• [Prompt]:
Go through the records underneath and write each one out again exactly.

(Chart and figure data)
-- begin --
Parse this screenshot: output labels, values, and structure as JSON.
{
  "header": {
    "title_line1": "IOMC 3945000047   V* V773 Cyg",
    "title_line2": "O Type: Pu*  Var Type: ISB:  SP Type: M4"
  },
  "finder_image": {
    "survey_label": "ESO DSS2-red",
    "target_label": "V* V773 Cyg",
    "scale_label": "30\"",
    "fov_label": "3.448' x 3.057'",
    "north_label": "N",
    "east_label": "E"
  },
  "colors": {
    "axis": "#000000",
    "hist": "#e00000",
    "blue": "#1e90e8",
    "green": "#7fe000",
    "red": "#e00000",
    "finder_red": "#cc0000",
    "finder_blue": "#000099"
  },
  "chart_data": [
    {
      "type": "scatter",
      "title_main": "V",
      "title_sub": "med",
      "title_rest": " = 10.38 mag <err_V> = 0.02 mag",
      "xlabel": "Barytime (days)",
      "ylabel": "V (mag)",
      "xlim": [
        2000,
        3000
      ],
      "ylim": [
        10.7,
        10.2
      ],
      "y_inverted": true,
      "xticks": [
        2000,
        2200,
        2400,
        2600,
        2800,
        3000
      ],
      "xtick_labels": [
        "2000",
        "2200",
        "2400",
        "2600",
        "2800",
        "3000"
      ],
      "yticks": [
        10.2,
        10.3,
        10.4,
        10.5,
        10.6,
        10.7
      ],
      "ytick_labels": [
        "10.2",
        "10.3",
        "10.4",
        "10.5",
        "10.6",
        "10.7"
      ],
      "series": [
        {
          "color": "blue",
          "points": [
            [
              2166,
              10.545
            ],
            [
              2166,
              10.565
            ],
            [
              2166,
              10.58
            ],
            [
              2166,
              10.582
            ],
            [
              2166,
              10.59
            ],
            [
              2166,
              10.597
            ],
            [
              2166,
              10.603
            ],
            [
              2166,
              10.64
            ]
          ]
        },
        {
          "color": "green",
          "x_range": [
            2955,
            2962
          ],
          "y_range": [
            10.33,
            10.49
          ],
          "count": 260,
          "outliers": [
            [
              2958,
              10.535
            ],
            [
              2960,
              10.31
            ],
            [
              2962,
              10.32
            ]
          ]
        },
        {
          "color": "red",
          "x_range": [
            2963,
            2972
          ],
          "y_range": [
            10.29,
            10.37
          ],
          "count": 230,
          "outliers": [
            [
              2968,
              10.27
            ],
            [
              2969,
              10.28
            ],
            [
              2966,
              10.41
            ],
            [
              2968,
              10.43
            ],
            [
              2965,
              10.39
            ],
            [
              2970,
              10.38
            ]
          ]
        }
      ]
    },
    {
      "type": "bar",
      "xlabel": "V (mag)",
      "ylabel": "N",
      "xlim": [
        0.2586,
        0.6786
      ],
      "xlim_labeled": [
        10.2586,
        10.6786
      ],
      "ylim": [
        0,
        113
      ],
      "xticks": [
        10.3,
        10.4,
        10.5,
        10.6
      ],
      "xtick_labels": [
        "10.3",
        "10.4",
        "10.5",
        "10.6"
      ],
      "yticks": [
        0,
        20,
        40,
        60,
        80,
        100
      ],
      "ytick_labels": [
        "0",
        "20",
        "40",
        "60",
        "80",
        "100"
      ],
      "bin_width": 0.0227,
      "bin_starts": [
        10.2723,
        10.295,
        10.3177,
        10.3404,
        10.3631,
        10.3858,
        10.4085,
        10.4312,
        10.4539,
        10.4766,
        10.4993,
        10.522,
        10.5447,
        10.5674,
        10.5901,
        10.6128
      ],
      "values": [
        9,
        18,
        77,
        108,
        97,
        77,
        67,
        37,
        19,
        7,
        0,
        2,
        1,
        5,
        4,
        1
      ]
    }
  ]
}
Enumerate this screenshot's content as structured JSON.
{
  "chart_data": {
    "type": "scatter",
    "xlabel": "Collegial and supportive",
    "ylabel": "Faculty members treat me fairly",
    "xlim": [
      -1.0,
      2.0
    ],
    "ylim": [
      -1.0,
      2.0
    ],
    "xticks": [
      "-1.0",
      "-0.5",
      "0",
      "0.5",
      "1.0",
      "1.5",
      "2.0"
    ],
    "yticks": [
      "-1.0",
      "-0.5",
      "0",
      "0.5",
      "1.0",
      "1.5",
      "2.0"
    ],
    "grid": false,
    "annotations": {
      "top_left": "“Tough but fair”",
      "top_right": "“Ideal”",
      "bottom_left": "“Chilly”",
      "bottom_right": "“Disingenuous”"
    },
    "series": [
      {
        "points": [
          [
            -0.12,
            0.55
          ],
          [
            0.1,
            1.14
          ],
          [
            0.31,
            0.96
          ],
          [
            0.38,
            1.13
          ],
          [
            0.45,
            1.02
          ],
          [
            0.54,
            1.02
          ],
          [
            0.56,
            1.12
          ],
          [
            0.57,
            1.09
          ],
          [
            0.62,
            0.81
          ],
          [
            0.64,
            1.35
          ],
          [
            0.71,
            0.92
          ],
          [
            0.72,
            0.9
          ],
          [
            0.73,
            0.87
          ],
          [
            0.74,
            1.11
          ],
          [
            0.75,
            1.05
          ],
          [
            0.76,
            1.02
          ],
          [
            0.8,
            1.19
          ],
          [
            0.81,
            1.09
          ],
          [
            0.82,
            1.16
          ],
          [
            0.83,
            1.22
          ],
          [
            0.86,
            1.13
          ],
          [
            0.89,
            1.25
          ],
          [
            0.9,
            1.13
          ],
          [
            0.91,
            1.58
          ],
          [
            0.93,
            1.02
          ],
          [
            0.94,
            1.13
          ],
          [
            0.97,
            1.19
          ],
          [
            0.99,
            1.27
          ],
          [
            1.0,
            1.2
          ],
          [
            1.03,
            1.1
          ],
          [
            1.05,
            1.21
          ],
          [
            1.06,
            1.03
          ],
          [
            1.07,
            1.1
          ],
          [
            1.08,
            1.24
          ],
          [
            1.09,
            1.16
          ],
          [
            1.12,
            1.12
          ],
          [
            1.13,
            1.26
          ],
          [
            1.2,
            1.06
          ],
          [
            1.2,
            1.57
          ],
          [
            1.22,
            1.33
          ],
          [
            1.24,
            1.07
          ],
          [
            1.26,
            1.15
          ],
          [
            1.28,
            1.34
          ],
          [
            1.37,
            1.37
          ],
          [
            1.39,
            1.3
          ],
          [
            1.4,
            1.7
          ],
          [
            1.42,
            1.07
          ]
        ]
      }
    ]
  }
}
-- end --
• [In response]:
Parse this screenshot: output labels, values, and structure as JSON.
{
  "header": {
    "title_line1": "IOMC 3945000047   V* V773 Cyg",
    "title_line2": "O Type: Pu*  Var Type: ISB:  SP Type: M4"
  },
  "finder_image": {
    "survey_label": "ESO DSS2-red",
    "target_label": "V* V773 Cyg",
    "scale_label": "30\"",
    "fov_label": "3.448' x 3.057'",
    "north_label": "N",
    "east_label": "E"
  },
  "colors": {
    "axis": "#000000",
    "hist": "#e00000",
    "blue": "#1e90e8",
    "green": "#7fe000",
    "red": "#e00000",
    "finder_red": "#cc0000",
    "finder_blue": "#000099"
  },
  "chart_data": [
    {
      "type": "scatter",
      "title_main": "V",
      "title_sub": "med",
      "title_rest": " = 10.38 mag <err_V> = 0.02 mag",
      "xlabel": "Barytime (days)",
      "ylabel": "V (mag)",
      "xlim": [
        2000,
        3000
      ],
      "ylim": [
        10.7,
        10.2
      ],
      "y_inverted": true,
      "xticks": [
        2000,
        2200,
        2400,
        2600,
        2800,
        3000
      ],
      "xtick_labels": [
        "2000",
        "2200",
        "2400",
        "2600",
        "2800",
        "3000"
      ],
      "yticks": [
        10.2,
        10.3,
        10.4,
        10.5,
        10.6,
        10.7
      ],
      "ytick_labels": [
        "10.2",
        "10.3",
        "10.4",
        "10.5",
        "10.6",
        "10.7"
      ],
      "series": [
        {
          "color": "blue",
          "points": [
            [
              2166,
              10.545
            ],
            [
              2166,
              10.565
            ],
            [
              2166,
              10.58
            ],
            [
              2166,
              10.582
            ],
            [
              2166,
              10.59
            ],
            [
              2166,
              10.597
            ],
            [
              2166,
              10.603
            ],
            [
              2166,
              10.64
            ]
          ]
        },
        {
          "color": "green",
          "x_range": [
            2955,
            2962
          ],
          "y_range": [
            10.33,
            10.49
          ],
          "count": 260,
          "outliers": [
            [
              2958,
              10.535
            ],
            [
              2960,
              10.31
            ],
            [
              2962,
              10.32
            ]
          ]
        },
        {
          "color": "red",
          "x_range": [
            2963,
            2972
          ],
          "y_range": [
            10.29,
            10.37
          ],
          "count": 230,
          "outliers": [
            [
              2968,
              10.27
            ],
            [
              2969,
              10.28
            ],
            [
              2966,
              10.41
            ],
            [
              2968,
              10.43
            ],
            [
              2965,
              10.39
            ],
            [
              2970,
              10.38
            ]
          ]
        }
      ]
    },
    {
      "type": "bar",
      "xlabel": "V (mag)",
      "ylabel": "N",
      "xlim": [
        0.2586,
        0.6786
      ],
      "xlim_labeled": [
        10.2586,
        10.6786
      ],
      "ylim": [
        0,
        113
      ],
      "xticks": [
        10.3,
        10.4,
        10.5,
        10.6
      ],
      "xtick_labels": [
        "10.3",
        "10.4",
        "10.5",
        "10.6"
      ],
      "yticks": [
        0,
        20,
        40,
        60,
        80,
        100
      ],
      "ytick_labels": [
        "0",
        "20",
        "40",
        "60",
        "80",
        "100"
      ],
      "bin_width": 0.0227,
      "bin_starts": [
        10.2723,
        10.295,
        10.3177,
        10.3404,
        10.3631,
        10.3858,
        10.4085,
        10.4312,
        10.4539,
        10.4766,
        10.4993,
        10.522,
        10.5447,
        10.5674,
        10.5901,
        10.6128
      ],
      "values": [
        9,
        18,
        77,
        108,
        97,
        77,
        67,
        37,
        19,
        7,
        0,
        2,
        1,
        5,
        4,
        1
      ]
    }
  ]
}
Enumerate this screenshot's content as structured JSON.
{
  "chart_data": {
    "type": "scatter",
    "xlabel": "Collegial and supportive",
    "ylabel": "Faculty members treat me fairly",
    "xlim": [
      -1.0,
      2.0
    ],
    "ylim": [
      -1.0,
      2.0
    ],
    "xticks": [
      "-1.0",
      "-0.5",
      "0",
      "0.5",
      "1.0",
      "1.5",
      "2.0"
    ],
    "yticks": [
      "-1.0",
      "-0.5",
      "0",
      "0.5",
      "1.0",
      "1.5",
      "2.0"
    ],
    "grid": false,
    "annotations": {
      "top_left": "“Tough but fair”",
      "top_right": "“Ideal”",
      "bottom_left": "“Chilly”",
      "bottom_right": "“Disingenuous”"
    },
    "series": [
      {
        "points": [
          [
            -0.12,
            0.55
          ],
          [
            0.1,
            1.14
          ],
          [
            0.31,
            0.96
          ],
          [
            0.38,
            1.13
          ],
          [
            0.45,
            1.02
          ],
          [
            0.54,
            1.02
          ],
          [
            0.56,
            1.12
          ],
          [
            0.57,
            1.09
          ],
          [
            0.62,
            0.81
          ],
          [
            0.64,
            1.35
          ],
          [
            0.71,
            0.92
          ],
          [
            0.72,
            0.9
          ],
          [
            0.73,
            0.87
          ],
          [
            0.74,
            1.11
          ],
          [
            0.75,
            1.05
          ],
          [
            0.76,
            1.02
          ],
          [
            0.8,
            1.19
          ],
          [
            0.81,
            1.09
          ],
          [
            0.82,
            1.16
          ],
          [
            0.83,
            1.22
          ],
          [
            0.86,
            1.13
          ],
          [
            0.89,
            1.25
          ],
          [
            0.9,
            1.13
          ],
          [
            0.91,
            1.58
          ],
          [
            0.93,
            1.02
          ],
          [
            0.94,
            1.13
          ],
          [
            0.97,
            1.19
          ],
          [
            0.99,
            1.27
          ],
          [
            1.0,
            1.2
          ],
          [
            1.03,
            1.1
          ],
          [
            1.05,
            1.21
          ],
          [
            1.06,
            1.03
          ],
          [
            1.07,
            1.1
          ],
          [
            1.08,
            1.24
          ],
          [
            1.09,
            1.16
          ],
          [
            1.12,
            1.12
          ],
          [
            1.13,
            1.26
          ],
          [
            1.2,
            1.06
          ],
          [
            1.2,
            1.57
          ],
          [
            1.22,
            1.33
          ],
          [
            1.24,
            1.07
          ],
          [
            1.26,
            1.15
          ],
          [
            1.28,
            1.34
          ],
          [
            1.37,
            1.37
          ],
          [
            1.39,
            1.3
          ],
          [
            1.4,
            1.7
          ],
          [
            1.42,
            1.07
          ]
        ]
      }
    ]
  }
}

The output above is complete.